◆ **Problem to solve**
Using the listing below, copy every line that mentions "toujours".

### Material provided

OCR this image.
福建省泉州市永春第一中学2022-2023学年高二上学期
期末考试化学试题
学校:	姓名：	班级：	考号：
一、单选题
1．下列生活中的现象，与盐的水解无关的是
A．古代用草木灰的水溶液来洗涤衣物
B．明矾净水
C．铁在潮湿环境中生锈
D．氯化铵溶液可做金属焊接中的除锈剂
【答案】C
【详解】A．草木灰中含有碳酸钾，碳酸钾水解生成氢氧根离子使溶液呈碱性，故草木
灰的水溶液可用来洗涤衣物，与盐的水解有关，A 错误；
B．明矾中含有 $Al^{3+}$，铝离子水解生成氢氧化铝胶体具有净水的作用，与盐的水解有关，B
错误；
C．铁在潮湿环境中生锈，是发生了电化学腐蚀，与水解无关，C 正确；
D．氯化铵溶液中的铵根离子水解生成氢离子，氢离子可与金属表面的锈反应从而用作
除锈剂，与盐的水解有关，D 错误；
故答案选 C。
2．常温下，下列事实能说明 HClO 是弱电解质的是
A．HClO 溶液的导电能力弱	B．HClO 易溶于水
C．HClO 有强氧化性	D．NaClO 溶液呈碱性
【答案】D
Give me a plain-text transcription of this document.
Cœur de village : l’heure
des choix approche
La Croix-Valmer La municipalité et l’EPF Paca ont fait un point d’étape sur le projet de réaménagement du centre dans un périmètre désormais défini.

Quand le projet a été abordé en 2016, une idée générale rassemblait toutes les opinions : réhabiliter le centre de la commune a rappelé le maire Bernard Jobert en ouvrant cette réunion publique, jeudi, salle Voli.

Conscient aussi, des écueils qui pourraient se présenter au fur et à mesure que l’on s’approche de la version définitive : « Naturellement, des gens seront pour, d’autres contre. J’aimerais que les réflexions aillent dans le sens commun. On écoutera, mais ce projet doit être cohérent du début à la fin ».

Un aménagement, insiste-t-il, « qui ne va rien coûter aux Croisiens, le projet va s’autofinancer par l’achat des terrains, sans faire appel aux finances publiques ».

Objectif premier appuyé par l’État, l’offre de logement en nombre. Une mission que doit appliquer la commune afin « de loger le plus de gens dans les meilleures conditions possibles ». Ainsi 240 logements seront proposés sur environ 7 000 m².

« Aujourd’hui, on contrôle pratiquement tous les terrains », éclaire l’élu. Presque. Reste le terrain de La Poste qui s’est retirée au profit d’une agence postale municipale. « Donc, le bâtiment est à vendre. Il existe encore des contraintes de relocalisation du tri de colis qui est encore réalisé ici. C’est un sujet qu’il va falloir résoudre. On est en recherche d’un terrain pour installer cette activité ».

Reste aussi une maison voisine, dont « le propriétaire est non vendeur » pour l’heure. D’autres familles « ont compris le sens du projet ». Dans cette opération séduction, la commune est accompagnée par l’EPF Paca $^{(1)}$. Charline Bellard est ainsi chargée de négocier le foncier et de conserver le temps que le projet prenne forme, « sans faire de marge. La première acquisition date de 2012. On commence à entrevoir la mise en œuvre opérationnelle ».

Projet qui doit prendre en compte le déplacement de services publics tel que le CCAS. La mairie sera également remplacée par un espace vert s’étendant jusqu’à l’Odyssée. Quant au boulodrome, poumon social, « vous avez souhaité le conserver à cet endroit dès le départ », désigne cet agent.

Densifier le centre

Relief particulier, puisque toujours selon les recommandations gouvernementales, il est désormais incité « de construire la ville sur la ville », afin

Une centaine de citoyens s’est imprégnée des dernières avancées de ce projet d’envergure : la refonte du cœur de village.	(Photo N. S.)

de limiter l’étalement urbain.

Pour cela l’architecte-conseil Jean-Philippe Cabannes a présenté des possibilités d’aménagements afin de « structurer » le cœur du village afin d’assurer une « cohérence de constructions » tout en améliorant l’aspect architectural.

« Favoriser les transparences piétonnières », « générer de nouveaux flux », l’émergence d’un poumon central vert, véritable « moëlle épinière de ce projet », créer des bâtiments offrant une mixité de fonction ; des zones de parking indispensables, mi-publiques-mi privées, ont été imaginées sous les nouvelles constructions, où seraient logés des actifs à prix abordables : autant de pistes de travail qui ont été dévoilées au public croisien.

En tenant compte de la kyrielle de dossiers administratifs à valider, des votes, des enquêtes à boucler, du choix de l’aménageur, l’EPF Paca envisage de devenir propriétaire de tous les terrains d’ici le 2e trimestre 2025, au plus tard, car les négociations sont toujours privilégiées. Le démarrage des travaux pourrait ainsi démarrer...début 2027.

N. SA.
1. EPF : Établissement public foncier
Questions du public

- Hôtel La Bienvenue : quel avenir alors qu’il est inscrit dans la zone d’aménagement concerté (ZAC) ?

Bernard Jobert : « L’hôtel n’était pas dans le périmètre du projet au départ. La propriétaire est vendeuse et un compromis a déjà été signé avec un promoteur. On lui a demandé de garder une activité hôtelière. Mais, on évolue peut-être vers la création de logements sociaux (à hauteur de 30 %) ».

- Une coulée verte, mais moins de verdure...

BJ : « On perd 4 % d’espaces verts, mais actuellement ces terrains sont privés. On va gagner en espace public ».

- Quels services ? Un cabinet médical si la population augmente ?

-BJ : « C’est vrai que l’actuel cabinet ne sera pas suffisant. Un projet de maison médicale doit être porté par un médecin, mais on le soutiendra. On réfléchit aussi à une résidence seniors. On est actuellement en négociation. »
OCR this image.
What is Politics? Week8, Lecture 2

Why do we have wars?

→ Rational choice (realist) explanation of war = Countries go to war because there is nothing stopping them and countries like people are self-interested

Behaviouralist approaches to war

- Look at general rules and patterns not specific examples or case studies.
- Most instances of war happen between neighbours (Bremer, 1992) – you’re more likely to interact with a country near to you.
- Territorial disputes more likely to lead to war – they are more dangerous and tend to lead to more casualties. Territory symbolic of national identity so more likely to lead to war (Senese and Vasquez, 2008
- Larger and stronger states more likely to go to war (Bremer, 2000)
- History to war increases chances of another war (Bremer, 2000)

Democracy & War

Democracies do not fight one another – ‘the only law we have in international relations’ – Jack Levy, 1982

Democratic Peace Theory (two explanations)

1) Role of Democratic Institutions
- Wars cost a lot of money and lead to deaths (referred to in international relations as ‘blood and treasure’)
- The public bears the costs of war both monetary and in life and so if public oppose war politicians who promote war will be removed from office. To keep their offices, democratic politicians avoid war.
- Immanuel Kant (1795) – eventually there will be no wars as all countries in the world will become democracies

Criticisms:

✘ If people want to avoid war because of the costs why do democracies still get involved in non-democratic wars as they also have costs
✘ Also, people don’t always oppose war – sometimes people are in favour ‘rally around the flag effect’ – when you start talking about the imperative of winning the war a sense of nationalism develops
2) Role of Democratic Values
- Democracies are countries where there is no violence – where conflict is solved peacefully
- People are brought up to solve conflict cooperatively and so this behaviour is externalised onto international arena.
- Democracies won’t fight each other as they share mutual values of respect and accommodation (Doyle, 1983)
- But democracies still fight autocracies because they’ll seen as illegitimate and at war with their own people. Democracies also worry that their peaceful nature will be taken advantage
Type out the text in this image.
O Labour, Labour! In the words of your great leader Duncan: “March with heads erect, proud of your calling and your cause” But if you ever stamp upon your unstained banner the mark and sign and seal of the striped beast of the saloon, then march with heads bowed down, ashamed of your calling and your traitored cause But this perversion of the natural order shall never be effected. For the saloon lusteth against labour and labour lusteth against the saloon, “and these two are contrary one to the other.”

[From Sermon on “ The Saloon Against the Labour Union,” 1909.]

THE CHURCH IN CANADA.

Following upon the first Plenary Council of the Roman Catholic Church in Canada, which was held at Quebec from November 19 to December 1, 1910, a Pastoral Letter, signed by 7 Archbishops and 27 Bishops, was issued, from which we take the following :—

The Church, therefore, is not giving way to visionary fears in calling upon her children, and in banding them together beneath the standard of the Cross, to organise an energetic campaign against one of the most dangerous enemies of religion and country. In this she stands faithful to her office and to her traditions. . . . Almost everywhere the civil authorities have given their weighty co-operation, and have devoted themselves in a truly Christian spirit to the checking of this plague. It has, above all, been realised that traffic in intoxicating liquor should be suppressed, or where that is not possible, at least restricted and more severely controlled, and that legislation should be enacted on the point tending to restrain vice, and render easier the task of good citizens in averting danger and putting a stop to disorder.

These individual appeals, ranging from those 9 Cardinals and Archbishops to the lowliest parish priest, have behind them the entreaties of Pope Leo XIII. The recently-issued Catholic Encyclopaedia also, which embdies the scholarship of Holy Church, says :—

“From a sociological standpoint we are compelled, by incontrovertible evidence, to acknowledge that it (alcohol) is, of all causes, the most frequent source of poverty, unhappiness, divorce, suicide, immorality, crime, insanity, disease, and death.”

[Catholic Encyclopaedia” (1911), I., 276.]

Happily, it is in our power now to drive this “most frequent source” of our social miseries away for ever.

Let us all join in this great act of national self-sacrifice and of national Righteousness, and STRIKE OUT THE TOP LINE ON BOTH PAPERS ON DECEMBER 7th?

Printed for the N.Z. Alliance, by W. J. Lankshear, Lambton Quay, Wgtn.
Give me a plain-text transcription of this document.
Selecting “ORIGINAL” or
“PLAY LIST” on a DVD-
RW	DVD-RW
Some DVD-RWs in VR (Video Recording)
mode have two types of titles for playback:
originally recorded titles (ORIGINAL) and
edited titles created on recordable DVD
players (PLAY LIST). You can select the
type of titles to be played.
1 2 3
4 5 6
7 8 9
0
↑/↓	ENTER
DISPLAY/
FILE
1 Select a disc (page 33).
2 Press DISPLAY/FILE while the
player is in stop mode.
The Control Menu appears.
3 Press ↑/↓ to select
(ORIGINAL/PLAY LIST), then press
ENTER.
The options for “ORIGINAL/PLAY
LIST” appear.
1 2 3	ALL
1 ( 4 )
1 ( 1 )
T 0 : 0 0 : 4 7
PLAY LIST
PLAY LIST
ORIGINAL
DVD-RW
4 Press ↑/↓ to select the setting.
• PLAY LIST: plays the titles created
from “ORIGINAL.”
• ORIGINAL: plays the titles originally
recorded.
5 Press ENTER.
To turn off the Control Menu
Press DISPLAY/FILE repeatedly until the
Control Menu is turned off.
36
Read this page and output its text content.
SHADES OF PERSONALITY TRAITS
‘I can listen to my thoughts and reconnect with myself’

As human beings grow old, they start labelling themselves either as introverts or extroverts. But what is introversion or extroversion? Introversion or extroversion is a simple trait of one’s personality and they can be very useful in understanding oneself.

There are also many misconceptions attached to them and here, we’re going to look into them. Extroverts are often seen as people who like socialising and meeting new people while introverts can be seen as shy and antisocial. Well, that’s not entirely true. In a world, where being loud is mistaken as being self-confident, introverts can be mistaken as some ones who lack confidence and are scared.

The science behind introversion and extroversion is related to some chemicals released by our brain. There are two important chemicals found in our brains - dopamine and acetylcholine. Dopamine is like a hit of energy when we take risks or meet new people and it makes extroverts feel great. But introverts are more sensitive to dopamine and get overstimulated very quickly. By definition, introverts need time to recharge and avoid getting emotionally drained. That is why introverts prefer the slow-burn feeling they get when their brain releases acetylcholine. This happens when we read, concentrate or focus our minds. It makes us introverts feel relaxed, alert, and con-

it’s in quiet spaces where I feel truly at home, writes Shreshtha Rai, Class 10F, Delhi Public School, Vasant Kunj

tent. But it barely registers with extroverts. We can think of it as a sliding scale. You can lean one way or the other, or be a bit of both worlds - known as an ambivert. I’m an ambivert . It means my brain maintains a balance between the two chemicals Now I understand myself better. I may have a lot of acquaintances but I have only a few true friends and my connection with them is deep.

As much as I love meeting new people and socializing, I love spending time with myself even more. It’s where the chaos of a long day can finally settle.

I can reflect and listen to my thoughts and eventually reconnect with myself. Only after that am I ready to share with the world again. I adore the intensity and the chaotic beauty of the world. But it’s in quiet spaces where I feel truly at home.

######

◆ **Problem solution**
Relief particulier, puisque toujours selon les recommandations gouvernementales, il est désormais incité « de construire la ville sur la ville », afin
En tenant compte de la kyrielle de dossiers administratifs à valider, des votes, des enquêtes à boucler, du choix de l’aménageur, l’EPF Paca envisage de devenir propriétaire de tous les terrains d’ici le 2e trimestre 2025, au plus tard, car les négociations sont toujours privilégiées. Le démarrage des travaux pourrait ainsi démarrer...début 2027.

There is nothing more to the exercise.